Output the full listing word for word.

☆ ☆ ☆ ☆

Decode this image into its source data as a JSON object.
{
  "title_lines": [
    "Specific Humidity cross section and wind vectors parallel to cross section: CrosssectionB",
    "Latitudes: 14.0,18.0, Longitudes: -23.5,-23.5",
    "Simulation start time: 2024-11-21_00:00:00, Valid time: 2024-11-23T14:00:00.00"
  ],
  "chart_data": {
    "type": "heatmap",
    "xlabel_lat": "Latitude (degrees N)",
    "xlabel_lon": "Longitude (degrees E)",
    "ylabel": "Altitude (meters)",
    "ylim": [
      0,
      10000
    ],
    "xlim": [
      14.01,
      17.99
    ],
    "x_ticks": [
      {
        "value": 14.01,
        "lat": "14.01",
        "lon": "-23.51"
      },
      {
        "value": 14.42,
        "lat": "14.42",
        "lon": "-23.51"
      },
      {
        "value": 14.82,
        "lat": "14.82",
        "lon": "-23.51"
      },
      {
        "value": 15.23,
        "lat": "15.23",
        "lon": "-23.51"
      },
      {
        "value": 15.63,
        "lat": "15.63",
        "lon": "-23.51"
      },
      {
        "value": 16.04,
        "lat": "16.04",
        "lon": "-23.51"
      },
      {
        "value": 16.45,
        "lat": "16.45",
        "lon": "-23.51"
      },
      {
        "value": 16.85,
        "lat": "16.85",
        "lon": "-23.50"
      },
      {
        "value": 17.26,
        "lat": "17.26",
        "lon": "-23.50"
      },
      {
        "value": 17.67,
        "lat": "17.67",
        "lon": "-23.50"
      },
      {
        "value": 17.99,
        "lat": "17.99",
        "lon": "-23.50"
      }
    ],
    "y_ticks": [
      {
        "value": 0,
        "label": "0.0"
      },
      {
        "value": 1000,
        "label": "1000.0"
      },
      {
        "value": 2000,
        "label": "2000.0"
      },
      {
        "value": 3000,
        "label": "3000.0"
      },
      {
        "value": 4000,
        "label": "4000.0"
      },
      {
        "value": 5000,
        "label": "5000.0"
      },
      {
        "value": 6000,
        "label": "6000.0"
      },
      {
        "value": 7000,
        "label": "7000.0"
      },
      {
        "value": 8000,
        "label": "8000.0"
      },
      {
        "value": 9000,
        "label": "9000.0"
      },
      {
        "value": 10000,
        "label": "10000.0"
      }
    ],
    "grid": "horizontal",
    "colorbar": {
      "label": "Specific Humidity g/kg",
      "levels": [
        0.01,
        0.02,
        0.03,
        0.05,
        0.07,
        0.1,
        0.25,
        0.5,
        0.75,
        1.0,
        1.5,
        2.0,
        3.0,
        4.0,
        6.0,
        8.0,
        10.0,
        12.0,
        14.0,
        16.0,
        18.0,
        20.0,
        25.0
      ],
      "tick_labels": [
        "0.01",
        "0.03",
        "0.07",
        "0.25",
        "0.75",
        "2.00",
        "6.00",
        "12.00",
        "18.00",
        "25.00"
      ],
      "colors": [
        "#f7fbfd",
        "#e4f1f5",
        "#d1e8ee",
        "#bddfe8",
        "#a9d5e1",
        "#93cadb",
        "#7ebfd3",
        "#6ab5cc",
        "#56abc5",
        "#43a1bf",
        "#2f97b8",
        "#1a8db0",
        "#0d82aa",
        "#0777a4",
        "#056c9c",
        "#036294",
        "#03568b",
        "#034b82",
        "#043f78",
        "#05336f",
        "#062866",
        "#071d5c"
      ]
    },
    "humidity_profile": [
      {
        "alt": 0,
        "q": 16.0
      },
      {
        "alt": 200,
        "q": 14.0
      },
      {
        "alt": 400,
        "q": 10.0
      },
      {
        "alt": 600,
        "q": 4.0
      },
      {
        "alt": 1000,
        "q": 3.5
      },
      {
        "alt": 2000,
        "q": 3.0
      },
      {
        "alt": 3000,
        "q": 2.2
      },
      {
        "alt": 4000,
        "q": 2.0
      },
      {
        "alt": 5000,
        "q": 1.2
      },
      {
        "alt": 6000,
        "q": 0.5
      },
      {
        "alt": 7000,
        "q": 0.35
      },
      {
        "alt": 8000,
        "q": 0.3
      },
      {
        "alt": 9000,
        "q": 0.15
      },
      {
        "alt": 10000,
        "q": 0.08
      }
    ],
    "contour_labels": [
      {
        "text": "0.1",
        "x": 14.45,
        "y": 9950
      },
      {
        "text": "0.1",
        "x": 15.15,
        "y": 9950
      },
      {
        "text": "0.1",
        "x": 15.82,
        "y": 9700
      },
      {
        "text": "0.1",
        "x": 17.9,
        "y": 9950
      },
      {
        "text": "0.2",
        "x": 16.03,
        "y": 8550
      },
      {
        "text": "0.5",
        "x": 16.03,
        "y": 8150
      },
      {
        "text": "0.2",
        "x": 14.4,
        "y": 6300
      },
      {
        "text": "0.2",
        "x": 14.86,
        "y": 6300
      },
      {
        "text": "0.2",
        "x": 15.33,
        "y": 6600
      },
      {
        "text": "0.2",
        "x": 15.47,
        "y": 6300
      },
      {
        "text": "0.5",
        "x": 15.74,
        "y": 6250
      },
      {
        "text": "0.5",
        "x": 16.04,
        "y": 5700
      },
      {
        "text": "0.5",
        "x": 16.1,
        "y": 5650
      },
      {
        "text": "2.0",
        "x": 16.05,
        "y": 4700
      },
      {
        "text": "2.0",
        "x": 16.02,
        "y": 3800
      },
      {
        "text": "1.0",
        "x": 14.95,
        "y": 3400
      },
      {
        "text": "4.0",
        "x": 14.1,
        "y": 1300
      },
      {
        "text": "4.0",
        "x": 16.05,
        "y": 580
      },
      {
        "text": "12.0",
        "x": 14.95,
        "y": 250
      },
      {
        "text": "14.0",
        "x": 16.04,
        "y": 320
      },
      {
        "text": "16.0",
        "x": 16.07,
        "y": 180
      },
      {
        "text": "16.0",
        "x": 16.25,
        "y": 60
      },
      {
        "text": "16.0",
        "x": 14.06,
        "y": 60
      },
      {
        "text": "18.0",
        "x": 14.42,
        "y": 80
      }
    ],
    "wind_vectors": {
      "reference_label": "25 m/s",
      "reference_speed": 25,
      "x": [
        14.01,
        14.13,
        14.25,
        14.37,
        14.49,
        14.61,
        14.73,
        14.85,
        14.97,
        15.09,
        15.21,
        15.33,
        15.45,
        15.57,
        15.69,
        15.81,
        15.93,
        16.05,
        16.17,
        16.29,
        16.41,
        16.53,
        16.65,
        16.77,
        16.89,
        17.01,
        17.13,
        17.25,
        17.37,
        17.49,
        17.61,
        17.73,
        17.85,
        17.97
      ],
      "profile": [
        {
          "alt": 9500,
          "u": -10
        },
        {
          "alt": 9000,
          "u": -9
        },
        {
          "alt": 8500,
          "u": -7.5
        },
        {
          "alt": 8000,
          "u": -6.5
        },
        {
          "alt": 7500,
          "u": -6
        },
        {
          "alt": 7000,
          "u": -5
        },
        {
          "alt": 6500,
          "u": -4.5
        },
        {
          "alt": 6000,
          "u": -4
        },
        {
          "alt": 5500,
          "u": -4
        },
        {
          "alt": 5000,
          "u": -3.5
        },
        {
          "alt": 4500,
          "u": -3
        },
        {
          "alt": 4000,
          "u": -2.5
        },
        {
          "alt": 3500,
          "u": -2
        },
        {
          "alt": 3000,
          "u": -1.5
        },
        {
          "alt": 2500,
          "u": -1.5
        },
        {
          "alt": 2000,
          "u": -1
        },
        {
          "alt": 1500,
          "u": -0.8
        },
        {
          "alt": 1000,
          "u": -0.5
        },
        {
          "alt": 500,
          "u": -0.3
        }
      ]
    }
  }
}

☆ ☆ ☆ ☆

PROBLEM SOLUTION:
Decode this image into its source data as a JSON object.
{
  "title_lines": [
    "Specific Humidity cross section and wind vectors parallel to cross section: CrosssectionB",
    "Latitudes: 14.0,18.0, Longitudes: -23.5,-23.5",
    "Simulation start time: 2024-11-21_00:00:00, Valid time: 2024-11-23T14:00:00.00"
  ],
  "chart_data": {
    "type": "heatmap",
    "xlabel_lat": "Latitude (degrees N)",
    "xlabel_lon": "Longitude (degrees E)",
    "ylabel": "Altitude (meters)",
    "ylim": [
      0,
      10000
    ],
    "xlim": [
      14.01,
      17.99
    ],
    "x_ticks": [
      {
        "value": 14.01,
        "lat": "14.01",
        "lon": "-23.51"
      },
      {
        "value": 14.42,
        "lat": "14.42",
        "lon": "-23.51"
      },
      {
        "value": 14.82,
        "lat": "14.82",
        "lon": "-23.51"
      },
      {
        "value": 15.23,
        "lat": "15.23",
        "lon": "-23.51"
      },
      {
        "value": 15.63,
        "lat": "15.63",
        "lon": "-23.51"
      },
      {
        "value": 16.04,
        "lat": "16.04",
        "lon": "-23.51"
      },
      {
        "value": 16.45,
        "lat": "16.45",
        "lon": "-23.51"
      },
      {
        "value": 16.85,
        "lat": "16.85",
        "lon": "-23.50"
      },
      {
        "value": 17.26,
        "lat": "17.26",
        "lon": "-23.50"
      },
      {
        "value": 17.67,
        "lat": "17.67",
        "lon": "-23.50"
      },
      {
        "value": 17.99,
        "lat": "17.99",
        "lon": "-23.50"
      }
    ],
    "y_ticks": [
      {
        "value": 0,
        "label": "0.0"
      },
      {
        "value": 1000,
        "label": "1000.0"
      },
      {
        "value": 2000,
        "label": "2000.0"
      },
      {
        "value": 3000,
        "label": "3000.0"
      },
      {
        "value": 4000,
        "label": "4000.0"
      },
      {
        "value": 5000,
        "label": "5000.0"
      },
      {
        "value": 6000,
        "label": "6000.0"
      },
      {
        "value": 7000,
        "label": "7000.0"
      },
      {
        "value": 8000,
        "label": "8000.0"
      },
      {
        "value": 9000,
        "label": "9000.0"
      },
      {
        "value": 10000,
        "label": "10000.0"
      }
    ],
    "grid": "horizontal",
    "colorbar": {
      "label": "Specific Humidity g/kg",
      "levels": [
        0.01,
        0.02,
        0.03,
        0.05,
        0.07,
        0.1,
        0.25,
        0.5,
        0.75,
        1.0,
        1.5,
        2.0,
        3.0,
        4.0,
        6.0,
        8.0,
        10.0,
        12.0,
        14.0,
        16.0,
        18.0,
        20.0,
        25.0
      ],
      "tick_labels": [
        "0.01",
        "0.03",
        "0.07",
        "0.25",
        "0.75",
        "2.00",
        "6.00",
        "12.00",
        "18.00",
        "25.00"
      ],
      "colors": [
        "#f7fbfd",
        "#e4f1f5",
        "#d1e8ee",
        "#bddfe8",
        "#a9d5e1",
        "#93cadb",
        "#7ebfd3",
        "#6ab5cc",
        "#56abc5",
        "#43a1bf",
        "#2f97b8",
        "#1a8db0",
        "#0d82aa",
        "#0777a4",
        "#056c9c",
        "#036294",
        "#03568b",
        "#034b82",
        "#043f78",
        "#05336f",
        "#062866",
        "#071d5c"
      ]
    },
    "humidity_profile": [
      {
        "alt": 0,
        "q": 16.0
      },
      {
        "alt": 200,
        "q": 14.0
      },
      {
        "alt": 400,
        "q": 10.0
      },
      {
        "alt": 600,
        "q": 4.0
      },
      {
        "alt": 1000,
        "q": 3.5
      },
      {
        "alt": 2000,
        "q": 3.0
      },
      {
        "alt": 3000,
        "q": 2.2
      },
      {
        "alt": 4000,
        "q": 2.0
      },
      {
        "alt": 5000,
        "q": 1.2
      },
      {
        "alt": 6000,
        "q": 0.5
      },
      {
        "alt": 7000,
        "q": 0.35
      },
      {
        "alt": 8000,
        "q": 0.3
      },
      {
        "alt": 9000,
        "q": 0.15
      },
      {
        "alt": 10000,
        "q": 0.08
      }
    ],
    "contour_labels": [
      {
        "text": "0.1",
        "x": 14.45,
        "y": 9950
      },
      {
        "text": "0.1",
        "x": 15.15,
        "y": 9950
      },
      {
        "text": "0.1",
        "x": 15.82,
        "y": 9700
      },
      {
        "text": "0.1",
        "x": 17.9,
        "y": 9950
      },
      {
        "text": "0.2",
        "x": 16.03,
        "y": 8550
      },
      {
        "text": "0.5",
        "x": 16.03,
        "y": 8150
      },
      {
        "text": "0.2",
        "x": 14.4,
        "y": 6300
      },
      {
        "text": "0.2",
        "x": 14.86,
        "y": 6300
      },
      {
        "text": "0.2",
        "x": 15.33,
        "y": 6600
      },
      {
        "text": "0.2",
        "x": 15.47,
        "y": 6300
      },
      {
        "text": "0.5",
        "x": 15.74,
        "y": 6250
      },
      {
        "text": "0.5",
        "x": 16.04,
        "y": 5700
      },
      {
        "text": "0.5",
        "x": 16.1,
        "y": 5650
      },
      {
        "text": "2.0",
        "x": 16.05,
        "y": 4700
      },
      {
        "text": "2.0",
        "x": 16.02,
        "y": 3800
      },
      {
        "text": "1.0",
        "x": 14.95,
        "y": 3400
      },
      {
        "text": "4.0",
        "x": 14.1,
        "y": 1300
      },
      {
        "text": "4.0",
        "x": 16.05,
        "y": 580
      },
      {
        "text": "12.0",
        "x": 14.95,
        "y": 250
      },
      {
        "text": "14.0",
        "x": 16.04,
        "y": 320
      },
      {
        "text": "16.0",
        "x": 16.07,
        "y": 180
      },
      {
        "text": "16.0",
        "x": 16.25,
        "y": 60
      },
      {
        "text": "16.0",
        "x": 14.06,
        "y": 60
      },
      {
        "text": "18.0",
        "x": 14.42,
        "y": 80
      }
    ],
    "wind_vectors": {
      "reference_label": "25 m/s",
      "reference_speed": 25,
      "x": [
        14.01,
        14.13,
        14.25,
        14.37,
        14.49,
        14.61,
        14.73,
        14.85,
        14.97,
        15.09,
        15.21,
        15.33,
        15.45,
        15.57,
        15.69,
        15.81,
        15.93,
        16.05,
        16.17,
        16.29,
        16.41,
        16.53,
        16.65,
        16.77,
        16.89,
        17.01,
        17.13,
        17.25,
        17.37,
        17.49,
        17.61,
        17.73,
        17.85,
        17.97
      ],
      "profile": [
        {
          "alt": 9500,
          "u": -10
        },
        {
          "alt": 9000,
          "u": -9
        },
        {
          "alt": 8500,
          "u": -7.5
        },
        {
          "alt": 8000,
          "u": -6.5
        },
        {
          "alt": 7500,
          "u": -6
        },
        {
          "alt": 7000,
          "u": -5
        },
        {
          "alt": 6500,
          "u": -4.5
        },
        {
          "alt": 6000,
          "u": -4
        },
        {
          "alt": 5500,
          "u": -4
        },
        {
          "alt": 5000,
          "u": -3.5
        },
        {
          "alt": 4500,
          "u": -3
        },
        {
          "alt": 4000,
          "u": -2.5
        },
        {
          "alt": 3500,
          "u": -2
        },
        {
          "alt": 3000,
          "u": -1.5
        },
        {
          "alt": 2500,
          "u": -1.5
        },
        {
          "alt": 2000,
          "u": -1
        },
        {
          "alt": 1500,
          "u": -0.8
        },
        {
          "alt": 1000,
          "u": -0.5
        },
        {
          "alt": 500,
          "u": -0.3
        }
      ]
    }
  }
}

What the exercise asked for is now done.